[start of THE DATA]
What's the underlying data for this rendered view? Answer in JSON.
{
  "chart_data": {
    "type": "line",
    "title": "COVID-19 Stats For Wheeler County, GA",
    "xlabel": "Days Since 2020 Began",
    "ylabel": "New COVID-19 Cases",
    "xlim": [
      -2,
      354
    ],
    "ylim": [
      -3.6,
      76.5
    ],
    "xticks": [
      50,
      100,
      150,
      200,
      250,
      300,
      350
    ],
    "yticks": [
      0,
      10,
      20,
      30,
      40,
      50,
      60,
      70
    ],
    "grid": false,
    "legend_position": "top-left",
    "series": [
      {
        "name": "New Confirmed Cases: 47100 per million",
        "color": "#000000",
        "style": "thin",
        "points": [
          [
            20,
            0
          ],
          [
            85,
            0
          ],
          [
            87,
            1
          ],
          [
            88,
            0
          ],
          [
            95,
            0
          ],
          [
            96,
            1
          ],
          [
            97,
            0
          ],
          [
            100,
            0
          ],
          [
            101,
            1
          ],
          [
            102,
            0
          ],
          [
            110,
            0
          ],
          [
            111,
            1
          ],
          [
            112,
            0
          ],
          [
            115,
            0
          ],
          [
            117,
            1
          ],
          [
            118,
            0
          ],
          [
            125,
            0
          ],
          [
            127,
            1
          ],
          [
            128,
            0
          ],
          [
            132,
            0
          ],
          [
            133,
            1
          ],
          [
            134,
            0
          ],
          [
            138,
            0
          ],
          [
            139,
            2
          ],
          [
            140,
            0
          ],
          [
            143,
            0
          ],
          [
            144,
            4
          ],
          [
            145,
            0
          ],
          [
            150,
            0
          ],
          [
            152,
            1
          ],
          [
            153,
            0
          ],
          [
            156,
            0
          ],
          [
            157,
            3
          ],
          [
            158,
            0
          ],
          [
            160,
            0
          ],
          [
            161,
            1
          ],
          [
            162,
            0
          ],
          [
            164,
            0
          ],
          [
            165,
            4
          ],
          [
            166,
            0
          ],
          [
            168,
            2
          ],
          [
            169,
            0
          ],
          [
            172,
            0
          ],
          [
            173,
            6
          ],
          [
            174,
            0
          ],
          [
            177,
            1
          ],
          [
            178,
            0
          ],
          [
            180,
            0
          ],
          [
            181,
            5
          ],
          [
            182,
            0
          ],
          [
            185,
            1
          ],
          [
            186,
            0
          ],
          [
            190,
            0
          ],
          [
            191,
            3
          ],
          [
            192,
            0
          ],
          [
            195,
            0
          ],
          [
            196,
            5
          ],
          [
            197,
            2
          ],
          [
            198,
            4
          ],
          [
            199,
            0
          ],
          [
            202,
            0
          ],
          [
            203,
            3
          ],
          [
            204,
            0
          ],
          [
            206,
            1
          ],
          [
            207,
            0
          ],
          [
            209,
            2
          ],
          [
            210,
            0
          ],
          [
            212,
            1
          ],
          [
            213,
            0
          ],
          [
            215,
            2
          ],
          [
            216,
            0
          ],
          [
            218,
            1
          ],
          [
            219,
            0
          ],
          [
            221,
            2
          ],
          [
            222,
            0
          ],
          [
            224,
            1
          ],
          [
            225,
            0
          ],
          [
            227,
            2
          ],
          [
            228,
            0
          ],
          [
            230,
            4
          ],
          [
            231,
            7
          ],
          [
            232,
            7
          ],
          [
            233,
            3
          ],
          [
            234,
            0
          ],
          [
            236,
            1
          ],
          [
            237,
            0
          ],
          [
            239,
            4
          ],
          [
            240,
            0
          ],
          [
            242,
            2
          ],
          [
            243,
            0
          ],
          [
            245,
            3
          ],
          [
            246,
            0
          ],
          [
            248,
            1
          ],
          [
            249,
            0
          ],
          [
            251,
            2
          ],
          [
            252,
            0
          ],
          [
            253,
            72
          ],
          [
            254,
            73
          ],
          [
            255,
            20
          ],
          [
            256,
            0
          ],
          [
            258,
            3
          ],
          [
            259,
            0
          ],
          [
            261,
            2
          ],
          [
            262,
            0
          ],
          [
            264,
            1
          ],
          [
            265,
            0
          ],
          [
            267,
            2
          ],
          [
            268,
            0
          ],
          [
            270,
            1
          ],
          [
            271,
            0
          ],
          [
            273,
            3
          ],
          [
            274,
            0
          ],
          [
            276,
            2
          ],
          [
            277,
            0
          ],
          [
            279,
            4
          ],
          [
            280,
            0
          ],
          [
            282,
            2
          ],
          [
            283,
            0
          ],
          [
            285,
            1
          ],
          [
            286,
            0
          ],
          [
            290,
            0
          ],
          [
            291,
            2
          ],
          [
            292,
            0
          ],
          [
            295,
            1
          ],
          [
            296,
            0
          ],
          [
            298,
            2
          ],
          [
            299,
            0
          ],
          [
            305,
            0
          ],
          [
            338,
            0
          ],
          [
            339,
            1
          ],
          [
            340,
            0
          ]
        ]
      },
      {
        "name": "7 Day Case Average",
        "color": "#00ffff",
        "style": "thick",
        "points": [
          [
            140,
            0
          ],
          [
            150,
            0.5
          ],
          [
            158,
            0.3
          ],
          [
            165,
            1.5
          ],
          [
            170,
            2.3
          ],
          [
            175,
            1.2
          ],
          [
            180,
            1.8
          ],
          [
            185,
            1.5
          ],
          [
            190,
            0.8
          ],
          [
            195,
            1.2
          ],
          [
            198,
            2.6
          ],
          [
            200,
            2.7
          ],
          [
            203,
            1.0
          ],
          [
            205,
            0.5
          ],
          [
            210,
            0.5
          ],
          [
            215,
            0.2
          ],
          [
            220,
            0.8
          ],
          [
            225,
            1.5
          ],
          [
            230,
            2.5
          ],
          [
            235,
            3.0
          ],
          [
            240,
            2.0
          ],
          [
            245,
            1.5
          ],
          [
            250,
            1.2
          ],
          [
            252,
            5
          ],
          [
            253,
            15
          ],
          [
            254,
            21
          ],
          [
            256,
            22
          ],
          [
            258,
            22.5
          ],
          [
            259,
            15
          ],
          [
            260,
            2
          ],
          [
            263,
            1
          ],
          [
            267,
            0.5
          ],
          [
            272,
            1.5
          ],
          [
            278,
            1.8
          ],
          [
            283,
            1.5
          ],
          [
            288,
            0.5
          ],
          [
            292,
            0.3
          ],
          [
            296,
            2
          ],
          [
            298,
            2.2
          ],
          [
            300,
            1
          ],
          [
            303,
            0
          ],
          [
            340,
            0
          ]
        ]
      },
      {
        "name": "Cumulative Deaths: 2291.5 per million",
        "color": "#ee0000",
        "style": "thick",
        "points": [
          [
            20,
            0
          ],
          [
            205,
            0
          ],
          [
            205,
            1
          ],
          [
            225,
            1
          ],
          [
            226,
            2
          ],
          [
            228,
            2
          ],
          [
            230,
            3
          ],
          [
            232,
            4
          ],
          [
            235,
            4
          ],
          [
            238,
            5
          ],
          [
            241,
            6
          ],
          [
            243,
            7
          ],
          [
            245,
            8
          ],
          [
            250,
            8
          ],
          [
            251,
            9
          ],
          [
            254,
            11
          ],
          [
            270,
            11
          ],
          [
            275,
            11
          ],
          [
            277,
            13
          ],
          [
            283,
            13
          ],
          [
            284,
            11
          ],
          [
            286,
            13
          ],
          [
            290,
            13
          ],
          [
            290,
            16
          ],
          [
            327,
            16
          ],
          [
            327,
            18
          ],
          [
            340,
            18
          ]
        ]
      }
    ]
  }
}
[end of THE DATA]
## WRITTEN REQUEST
Write out the material from the first line to the last, exactly.

## ANSWER FOR THE TASK
What's the underlying data for this rendered view? Answer in JSON.
{
  "chart_data": {
    "type": "line",
    "title": "COVID-19 Stats For Wheeler County, GA",
    "xlabel": "Days Since 2020 Began",
    "ylabel": "New COVID-19 Cases",
    "xlim": [
      -2,
      354
    ],
    "ylim": [
      -3.6,
      76.5
    ],
    "xticks": [
      50,
      100,
      150,
      200,
      250,
      300,
      350
    ],
    "yticks": [
      0,
      10,
      20,
      30,
      40,
      50,
      60,
      70
    ],
    "grid": false,
    "legend_position": "top-left",
    "series": [
      {
        "name": "New Confirmed Cases: 47100 per million",
        "color": "#000000",
        "style": "thin",
        "points": [
          [
            20,
            0
          ],
          [
            85,
            0
          ],
          [
            87,
            1
          ],
          [
            88,
            0
          ],
          [
            95,
            0
          ],
          [
            96,
            1
          ],
          [
            97,
            0
          ],
          [
            100,
            0
          ],
          [
            101,
            1
          ],
          [
            102,
            0
          ],
          [
            110,
            0
          ],
          [
            111,
            1
          ],
          [
            112,
            0
          ],
          [
            115,
            0
          ],
          [
            117,
            1
          ],
          [
            118,
            0
          ],
          [
            125,
            0
          ],
          [
            127,
            1
          ],
          [
            128,
            0
          ],
          [
            132,
            0
          ],
          [
            133,
            1
          ],
          [
            134,
            0
          ],
          [
            138,
            0
          ],
          [
            139,
            2
          ],
          [
            140,
            0
          ],
          [
            143,
            0
          ],
          [
            144,
            4
          ],
          [
            145,
            0
          ],
          [
            150,
            0
          ],
          [
            152,
            1
          ],
          [
            153,
            0
          ],
          [
            156,
            0
          ],
          [
            157,
            3
          ],
          [
            158,
            0
          ],
          [
            160,
            0
          ],
          [
            161,
            1
          ],
          [
            162,
            0
          ],
          [
            164,
            0
          ],
          [
            165,
            4
          ],
          [
            166,
            0
          ],
          [
            168,
            2
          ],
          [
            169,
            0
          ],
          [
            172,
            0
          ],
          [
            173,
            6
          ],
          [
            174,
            0
          ],
          [
            177,
            1
          ],
          [
            178,
            0
          ],
          [
            180,
            0
          ],
          [
            181,
            5
          ],
          [
            182,
            0
          ],
          [
            185,
            1
          ],
          [
            186,
            0
          ],
          [
            190,
            0
          ],
          [
            191,
            3
          ],
          [
            192,
            0
          ],
          [
            195,
            0
          ],
          [
            196,
            5
          ],
          [
            197,
            2
          ],
          [
            198,
            4
          ],
          [
            199,
            0
          ],
          [
            202,
            0
          ],
          [
            203,
            3
          ],
          [
            204,
            0
          ],
          [
            206,
            1
          ],
          [
            207,
            0
          ],
          [
            209,
            2
          ],
          [
            210,
            0
          ],
          [
            212,
            1
          ],
          [
            213,
            0
          ],
          [
            215,
            2
          ],
          [
            216,
            0
          ],
          [
            218,
            1
          ],
          [
            219,
            0
          ],
          [
            221,
            2
          ],
          [
            222,
            0
          ],
          [
            224,
            1
          ],
          [
            225,
            0
          ],
          [
            227,
            2
          ],
          [
            228,
            0
          ],
          [
            230,
            4
          ],
          [
            231,
            7
          ],
          [
            232,
            7
          ],
          [
            233,
            3
          ],
          [
            234,
            0
          ],
          [
            236,
            1
          ],
          [
            237,
            0
          ],
          [
            239,
            4
          ],
          [
            240,
            0
          ],
          [
            242,
            2
          ],
          [
            243,
            0
          ],
          [
            245,
            3
          ],
          [
            246,
            0
          ],
          [
            248,
            1
          ],
          [
            249,
            0
          ],
          [
            251,
            2
          ],
          [
            252,
            0
          ],
          [
            253,
            72
          ],
          [
            254,
            73
          ],
          [
            255,
            20
          ],
          [
            256,
            0
          ],
          [
            258,
            3
          ],
          [
            259,
            0
          ],
          [
            261,
            2
          ],
          [
            262,
            0
          ],
          [
            264,
            1
          ],
          [
            265,
            0
          ],
          [
            267,
            2
          ],
          [
            268,
            0
          ],
          [
            270,
            1
          ],
          [
            271,
            0
          ],
          [
            273,
            3
          ],
          [
            274,
            0
          ],
          [
            276,
            2
          ],
          [
            277,
            0
          ],
          [
            279,
            4
          ],
          [
            280,
            0
          ],
          [
            282,
            2
          ],
          [
            283,
            0
          ],
          [
            285,
            1
          ],
          [
            286,
            0
          ],
          [
            290,
            0
          ],
          [
            291,
            2
          ],
          [
            292,
            0
          ],
          [
            295,
            1
          ],
          [
            296,
            0
          ],
          [
            298,
            2
          ],
          [
            299,
            0
          ],
          [
            305,
            0
          ],
          [
            338,
            0
          ],
          [
            339,
            1
          ],
          [
            340,
            0
          ]
        ]
      },
      {
        "name": "7 Day Case Average",
        "color": "#00ffff",
        "style": "thick",
        "points": [
          [
            140,
            0
          ],
          [
            150,
            0.5
          ],
          [
            158,
            0.3
          ],
          [
            165,
            1.5
          ],
          [
            170,
            2.3
          ],
          [
            175,
            1.2
          ],
          [
            180,
            1.8
          ],
          [
            185,
            1.5
          ],
          [
            190,
            0.8
          ],
          [
            195,
            1.2
          ],
          [
            198,
            2.6
          ],
          [
            200,
            2.7
          ],
          [
            203,
            1.0
          ],
          [
            205,
            0.5
          ],
          [
            210,
            0.5
          ],
          [
            215,
            0.2
          ],
          [
            220,
            0.8
          ],
          [
            225,
            1.5
          ],
          [
            230,
            2.5
          ],
          [
            235,
            3.0
          ],
          [
            240,
            2.0
          ],
          [
            245,
            1.5
          ],
          [
            250,
            1.2
          ],
          [
            252,
            5
          ],
          [
            253,
            15
          ],
          [
            254,
            21
          ],
          [
            256,
            22
          ],
          [
            258,
            22.5
          ],
          [
            259,
            15
          ],
          [
            260,
            2
          ],
          [
            263,
            1
          ],
          [
            267,
            0.5
          ],
          [
            272,
            1.5
          ],
          [
            278,
            1.8
          ],
          [
            283,
            1.5
          ],
          [
            288,
            0.5
          ],
          [
            292,
            0.3
          ],
          [
            296,
            2
          ],
          [
            298,
            2.2
          ],
          [
            300,
            1
          ],
          [
            303,
            0
          ],
          [
            340,
            0
          ]
        ]
      },
      {
        "name": "Cumulative Deaths: 2291.5 per million",
        "color": "#ee0000",
        "style": "thick",
        "points": [
          [
            20,
            0
          ],
          [
            205,
            0
          ],
          [
            205,
            1
          ],
          [
            225,
            1
          ],
          [
            226,
            2
          ],
          [
            228,
            2
          ],
          [
            230,
            3
          ],
          [
            232,
            4
          ],
          [
            235,
            4
          ],
          [
            238,
            5
          ],
          [
            241,
            6
          ],
          [
            243,
            7
          ],
          [
            245,
            8
          ],
          [
            250,
            8
          ],
          [
            251,
            9
          ],
          [
            254,
            11
          ],
          [
            270,
            11
          ],
          [
            275,
            11
          ],
          [
            277,
            13
          ],
          [
            283,
            13
          ],
          [
            284,
            11
          ],
          [
            286,
            13
          ],
          [
            290,
            13
          ],
          [
            290,
            16
          ],
          [
            327,
            16
          ],
          [
            327,
            18
          ],
          [
            340,
            18
          ]
        ]
      }
    ]
  }
}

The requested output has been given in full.